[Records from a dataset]
☆ ☆ ☆ ☆

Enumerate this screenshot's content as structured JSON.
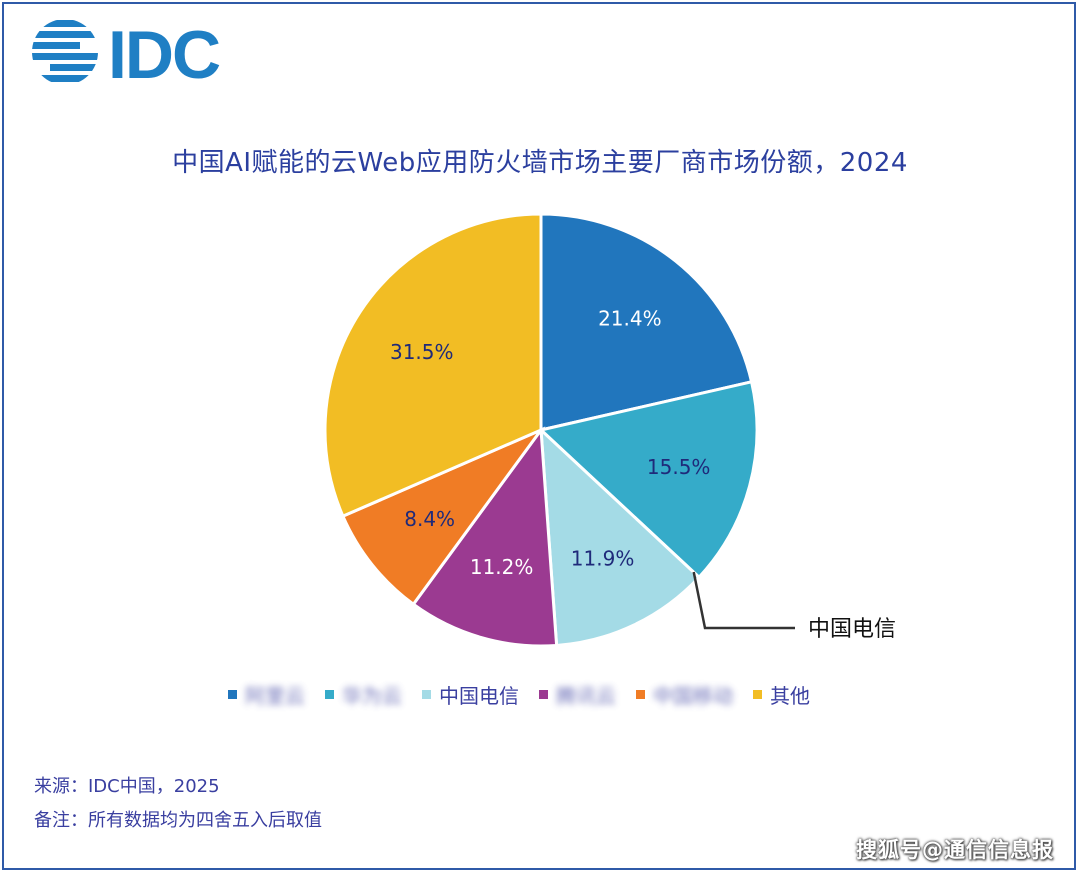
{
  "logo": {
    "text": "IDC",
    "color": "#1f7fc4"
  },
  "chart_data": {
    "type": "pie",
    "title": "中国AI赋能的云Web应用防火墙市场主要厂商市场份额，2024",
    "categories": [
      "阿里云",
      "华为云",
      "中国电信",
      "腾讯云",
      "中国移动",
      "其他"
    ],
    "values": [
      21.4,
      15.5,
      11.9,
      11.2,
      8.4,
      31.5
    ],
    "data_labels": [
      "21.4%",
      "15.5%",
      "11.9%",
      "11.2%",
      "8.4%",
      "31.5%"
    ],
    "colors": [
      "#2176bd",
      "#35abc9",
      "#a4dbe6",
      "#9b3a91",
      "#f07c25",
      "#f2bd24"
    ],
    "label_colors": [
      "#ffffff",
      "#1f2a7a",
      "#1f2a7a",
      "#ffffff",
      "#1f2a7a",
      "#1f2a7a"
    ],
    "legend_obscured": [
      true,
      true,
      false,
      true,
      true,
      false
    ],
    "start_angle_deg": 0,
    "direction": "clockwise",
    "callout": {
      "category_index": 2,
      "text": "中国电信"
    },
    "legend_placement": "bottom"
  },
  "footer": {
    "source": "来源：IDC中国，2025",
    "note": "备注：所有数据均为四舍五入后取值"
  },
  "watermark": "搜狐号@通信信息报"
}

☆ ☆ ☆ ☆

INSTRUCTIONS FOR THE TASK: Copy the records exactly as they appear, excluding images.

RIGHT ANSWER:
Enumerate this screenshot's content as structured JSON.
{
  "logo": {
    "text": "IDC",
    "color": "#1f7fc4"
  },
  "chart_data": {
    "type": "pie",
    "title": "中国AI赋能的云Web应用防火墙市场主要厂商市场份额，2024",
    "categories": [
      "阿里云",
      "华为云",
      "中国电信",
      "腾讯云",
      "中国移动",
      "其他"
    ],
    "values": [
      21.4,
      15.5,
      11.9,
      11.2,
      8.4,
      31.5
    ],
    "data_labels": [
      "21.4%",
      "15.5%",
      "11.9%",
      "11.2%",
      "8.4%",
      "31.5%"
    ],
    "colors": [
      "#2176bd",
      "#35abc9",
      "#a4dbe6",
      "#9b3a91",
      "#f07c25",
      "#f2bd24"
    ],
    "label_colors": [
      "#ffffff",
      "#1f2a7a",
      "#1f2a7a",
      "#ffffff",
      "#1f2a7a",
      "#1f2a7a"
    ],
    "legend_obscured": [
      true,
      true,
      false,
      true,
      true,
      false
    ],
    "start_angle_deg": 0,
    "direction": "clockwise",
    "callout": {
      "category_index": 2,
      "text": "中国电信"
    },
    "legend_placement": "bottom"
  },
  "footer": {
    "source": "来源：IDC中国，2025",
    "note": "备注：所有数据均为四舍五入后取值"
  },
  "watermark": "搜狐号@通信信息报"
}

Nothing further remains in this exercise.